=== Requirements ===
Write out the listing exactly as it is given.

=== Extracted records ===
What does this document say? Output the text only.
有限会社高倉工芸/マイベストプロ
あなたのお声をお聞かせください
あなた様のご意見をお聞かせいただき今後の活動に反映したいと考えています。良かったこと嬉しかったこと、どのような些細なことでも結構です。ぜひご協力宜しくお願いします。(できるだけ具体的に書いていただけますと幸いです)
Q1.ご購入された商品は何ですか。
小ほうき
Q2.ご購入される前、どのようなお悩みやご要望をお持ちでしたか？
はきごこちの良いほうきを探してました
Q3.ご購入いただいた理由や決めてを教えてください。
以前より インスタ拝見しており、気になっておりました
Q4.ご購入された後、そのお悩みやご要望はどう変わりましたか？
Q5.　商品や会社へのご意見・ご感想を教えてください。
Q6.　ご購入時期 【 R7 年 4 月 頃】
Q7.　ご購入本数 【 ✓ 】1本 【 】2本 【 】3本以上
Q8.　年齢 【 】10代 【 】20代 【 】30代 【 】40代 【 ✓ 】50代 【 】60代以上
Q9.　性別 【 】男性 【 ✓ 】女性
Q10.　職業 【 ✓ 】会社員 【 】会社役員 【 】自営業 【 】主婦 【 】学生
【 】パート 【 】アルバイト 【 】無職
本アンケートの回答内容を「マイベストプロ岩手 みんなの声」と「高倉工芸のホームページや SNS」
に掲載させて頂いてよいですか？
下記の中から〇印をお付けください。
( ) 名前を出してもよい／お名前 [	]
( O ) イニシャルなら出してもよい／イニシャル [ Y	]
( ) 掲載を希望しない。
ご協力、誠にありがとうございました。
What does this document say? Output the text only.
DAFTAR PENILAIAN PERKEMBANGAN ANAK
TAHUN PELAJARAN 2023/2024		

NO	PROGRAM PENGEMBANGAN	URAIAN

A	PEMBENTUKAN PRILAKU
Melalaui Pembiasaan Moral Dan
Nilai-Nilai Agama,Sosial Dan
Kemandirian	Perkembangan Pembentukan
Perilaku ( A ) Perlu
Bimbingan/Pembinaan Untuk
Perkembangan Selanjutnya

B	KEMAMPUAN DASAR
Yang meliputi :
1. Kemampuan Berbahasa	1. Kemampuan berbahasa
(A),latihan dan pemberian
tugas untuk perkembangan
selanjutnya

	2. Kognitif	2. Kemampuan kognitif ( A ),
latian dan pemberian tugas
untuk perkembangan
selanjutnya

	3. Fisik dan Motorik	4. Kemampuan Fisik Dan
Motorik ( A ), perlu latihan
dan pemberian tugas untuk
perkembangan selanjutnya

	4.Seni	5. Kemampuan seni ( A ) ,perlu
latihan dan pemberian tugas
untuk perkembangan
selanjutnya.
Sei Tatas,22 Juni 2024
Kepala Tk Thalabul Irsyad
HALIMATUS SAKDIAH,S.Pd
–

=== Output of the exercise ===
What does this document say? Output the text only.
有限会社高倉工芸/マイベストプロ
あなたのお声をお聞かせください
あなた様のご意見をお聞かせいただき今後の活動に反映したいと考えています。良かったこと嬉しかったこと、どのような些細なことでも結構です。ぜひご協力宜しくお願いします。(できるだけ具体的に書いていただけますと幸いです)
Q1.ご購入された商品は何ですか。
小ほうき
Q2.ご購入される前、どのようなお悩みやご要望をお持ちでしたか？
はきごこちの良いほうきを探してました
Q3.ご購入いただいた理由や決めてを教えてください。
以前より インスタ拝見しており、気になっておりました
Q4.ご購入された後、そのお悩みやご要望はどう変わりましたか？
Q5.　商品や会社へのご意見・ご感想を教えてください。
Q6.　ご購入時期 【 R7 年 4 月 頃】
Q7.　ご購入本数 【 ✓ 】1本 【 】2本 【 】3本以上
Q8.　年齢 【 】10代 【 】20代 【 】30代 【 】40代 【 ✓ 】50代 【 】60代以上
Q9.　性別 【 】男性 【 ✓ 】女性
Q10.　職業 【 ✓ 】会社員 【 】会社役員 【 】自営業 【 】主婦 【 】学生
【 】パート 【 】アルバイト 【 】無職
本アンケートの回答内容を「マイベストプロ岩手 みんなの声」と「高倉工芸のホームページや SNS」
に掲載させて頂いてよいですか？
下記の中から〇印をお付けください。
( ) 名前を出してもよい／お名前 [	]
( O ) イニシャルなら出してもよい／イニシャル [ Y	]
( ) 掲載を希望しない。
ご協力、誠にありがとうございました。
What does this document say? Output the text only.
DAFTAR PENILAIAN PERKEMBANGAN ANAK
TAHUN PELAJARAN 2023/2024		

NO	PROGRAM PENGEMBANGAN	URAIAN

A	PEMBENTUKAN PRILAKU
Melalaui Pembiasaan Moral Dan
Nilai-Nilai Agama,Sosial Dan
Kemandirian	Perkembangan Pembentukan
Perilaku ( A ) Perlu
Bimbingan/Pembinaan Untuk
Perkembangan Selanjutnya

B	KEMAMPUAN DASAR
Yang meliputi :
1. Kemampuan Berbahasa	1. Kemampuan berbahasa
(A),latihan dan pemberian
tugas untuk perkembangan
selanjutnya

	2. Kognitif	2. Kemampuan kognitif ( A ),
latian dan pemberian tugas
untuk perkembangan
selanjutnya

	3. Fisik dan Motorik	4. Kemampuan Fisik Dan
Motorik ( A ), perlu latihan
dan pemberian tugas untuk
perkembangan selanjutnya

	4.Seni	5. Kemampuan seni ( A ) ,perlu
latihan dan pemberian tugas
untuk perkembangan
selanjutnya.
Sei Tatas,22 Juni 2024
Kepala Tk Thalabul Irsyad
HALIMATUS SAKDIAH,S.Pd
–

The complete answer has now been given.